# [Challenge]
Print the data exactly, leaving nothing out.

+++++

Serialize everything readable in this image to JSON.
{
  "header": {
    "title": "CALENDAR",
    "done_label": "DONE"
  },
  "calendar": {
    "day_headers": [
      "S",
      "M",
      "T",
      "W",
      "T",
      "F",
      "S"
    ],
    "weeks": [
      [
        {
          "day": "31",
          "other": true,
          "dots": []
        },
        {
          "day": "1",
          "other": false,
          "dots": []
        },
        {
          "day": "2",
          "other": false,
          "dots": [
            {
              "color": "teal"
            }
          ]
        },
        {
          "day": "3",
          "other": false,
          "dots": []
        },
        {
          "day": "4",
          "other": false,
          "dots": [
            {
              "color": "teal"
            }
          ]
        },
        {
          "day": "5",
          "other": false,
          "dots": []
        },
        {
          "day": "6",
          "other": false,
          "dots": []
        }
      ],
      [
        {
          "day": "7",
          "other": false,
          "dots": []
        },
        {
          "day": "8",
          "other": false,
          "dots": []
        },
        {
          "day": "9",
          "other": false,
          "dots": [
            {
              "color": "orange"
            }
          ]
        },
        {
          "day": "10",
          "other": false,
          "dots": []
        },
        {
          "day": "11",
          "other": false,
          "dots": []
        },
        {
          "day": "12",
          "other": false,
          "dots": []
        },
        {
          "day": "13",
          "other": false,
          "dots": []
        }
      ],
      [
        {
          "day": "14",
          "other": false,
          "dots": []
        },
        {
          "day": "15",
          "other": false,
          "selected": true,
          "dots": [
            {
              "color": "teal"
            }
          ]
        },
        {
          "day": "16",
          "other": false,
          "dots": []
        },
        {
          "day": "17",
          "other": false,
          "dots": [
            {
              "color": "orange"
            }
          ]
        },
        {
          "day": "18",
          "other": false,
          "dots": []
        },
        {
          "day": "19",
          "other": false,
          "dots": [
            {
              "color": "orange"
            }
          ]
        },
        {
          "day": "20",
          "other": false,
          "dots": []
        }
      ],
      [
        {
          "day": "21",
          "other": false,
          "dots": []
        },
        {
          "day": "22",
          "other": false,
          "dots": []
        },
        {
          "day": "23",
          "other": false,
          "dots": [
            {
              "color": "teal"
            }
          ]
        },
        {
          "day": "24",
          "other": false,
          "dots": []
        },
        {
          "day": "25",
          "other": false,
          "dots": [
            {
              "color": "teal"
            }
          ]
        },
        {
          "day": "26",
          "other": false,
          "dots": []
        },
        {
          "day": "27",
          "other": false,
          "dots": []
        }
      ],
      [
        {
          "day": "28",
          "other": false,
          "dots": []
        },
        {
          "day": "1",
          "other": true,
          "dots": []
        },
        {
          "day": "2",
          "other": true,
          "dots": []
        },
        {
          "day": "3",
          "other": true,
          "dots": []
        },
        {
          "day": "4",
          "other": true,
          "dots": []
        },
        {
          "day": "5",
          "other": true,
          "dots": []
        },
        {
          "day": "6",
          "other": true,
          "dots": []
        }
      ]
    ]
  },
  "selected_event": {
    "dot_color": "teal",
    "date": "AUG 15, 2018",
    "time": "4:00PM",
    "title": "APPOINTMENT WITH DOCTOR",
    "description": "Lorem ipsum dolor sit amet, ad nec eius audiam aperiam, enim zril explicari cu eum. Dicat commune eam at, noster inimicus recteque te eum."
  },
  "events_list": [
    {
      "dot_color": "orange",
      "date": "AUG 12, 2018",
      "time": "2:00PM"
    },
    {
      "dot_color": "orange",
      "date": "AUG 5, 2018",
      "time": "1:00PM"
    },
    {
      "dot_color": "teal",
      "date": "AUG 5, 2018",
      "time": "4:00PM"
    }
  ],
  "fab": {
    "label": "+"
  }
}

+++++

# [Answer below]
Serialize everything readable in this image to JSON.
{
  "header": {
    "title": "CALENDAR",
    "done_label": "DONE"
  },
  "calendar": {
    "day_headers": [
      "S",
      "M",
      "T",
      "W",
      "T",
      "F",
      "S"
    ],
    "weeks": [
      [
        {
          "day": "31",
          "other": true,
          "dots": []
        },
        {
          "day": "1",
          "other": false,
          "dots": []
        },
        {
          "day": "2",
          "other": false,
          "dots": [
            {
              "color": "teal"
            }
          ]
        },
        {
          "day": "3",
          "other": false,
          "dots": []
        },
        {
          "day": "4",
          "other": false,
          "dots": [
            {
              "color": "teal"
            }
          ]
        },
        {
          "day": "5",
          "other": false,
          "dots": []
        },
        {
          "day": "6",
          "other": false,
          "dots": []
        }
      ],
      [
        {
          "day": "7",
          "other": false,
          "dots": []
        },
        {
          "day": "8",
          "other": false,
          "dots": []
        },
        {
          "day": "9",
          "other": false,
          "dots": [
            {
              "color": "orange"
            }
          ]
        },
        {
          "day": "10",
          "other": false,
          "dots": []
        },
        {
          "day": "11",
          "other": false,
          "dots": []
        },
        {
          "day": "12",
          "other": false,
          "dots": []
        },
        {
          "day": "13",
          "other": false,
          "dots": []
        }
      ],
      [
        {
          "day": "14",
          "other": false,
          "dots": []
        },
        {
          "day": "15",
          "other": false,
          "selected": true,
          "dots": [
            {
              "color": "teal"
            }
          ]
        },
        {
          "day": "16",
          "other": false,
          "dots": []
        },
        {
          "day": "17",
          "other": false,
          "dots": [
            {
              "color": "orange"
            }
          ]
        },
        {
          "day": "18",
          "other": false,
          "dots": []
        },
        {
          "day": "19",
          "other": false,
          "dots": [
            {
              "color": "orange"
            }
          ]
        },
        {
          "day": "20",
          "other": false,
          "dots": []
        }
      ],
      [
        {
          "day": "21",
          "other": false,
          "dots": []
        },
        {
          "day": "22",
          "other": false,
          "dots": []
        },
        {
          "day": "23",
          "other": false,
          "dots": [
            {
              "color": "teal"
            }
          ]
        },
        {
          "day": "24",
          "other": false,
          "dots": []
        },
        {
          "day": "25",
          "other": false,
          "dots": [
            {
              "color": "teal"
            }
          ]
        },
        {
          "day": "26",
          "other": false,
          "dots": []
        },
        {
          "day": "27",
          "other": false,
          "dots": []
        }
      ],
      [
        {
          "day": "28",
          "other": false,
          "dots": []
        },
        {
          "day": "1",
          "other": true,
          "dots": []
        },
        {
          "day": "2",
          "other": true,
          "dots": []
        },
        {
          "day": "3",
          "other": true,
          "dots": []
        },
        {
          "day": "4",
          "other": true,
          "dots": []
        },
        {
          "day": "5",
          "other": true,
          "dots": []
        },
        {
          "day": "6",
          "other": true,
          "dots": []
        }
      ]
    ]
  },
  "selected_event": {
    "dot_color": "teal",
    "date": "AUG 15, 2018",
    "time": "4:00PM",
    "title": "APPOINTMENT WITH DOCTOR",
    "description": "Lorem ipsum dolor sit amet, ad nec eius audiam aperiam, enim zril explicari cu eum. Dicat commune eam at, noster inimicus recteque te eum."
  },
  "events_list": [
    {
      "dot_color": "orange",
      "date": "AUG 12, 2018",
      "time": "2:00PM"
    },
    {
      "dot_color": "orange",
      "date": "AUG 5, 2018",
      "time": "1:00PM"
    },
    {
      "dot_color": "teal",
      "date": "AUG 5, 2018",
      "time": "4:00PM"
    }
  ],
  "fab": {
    "label": "+"
  }
}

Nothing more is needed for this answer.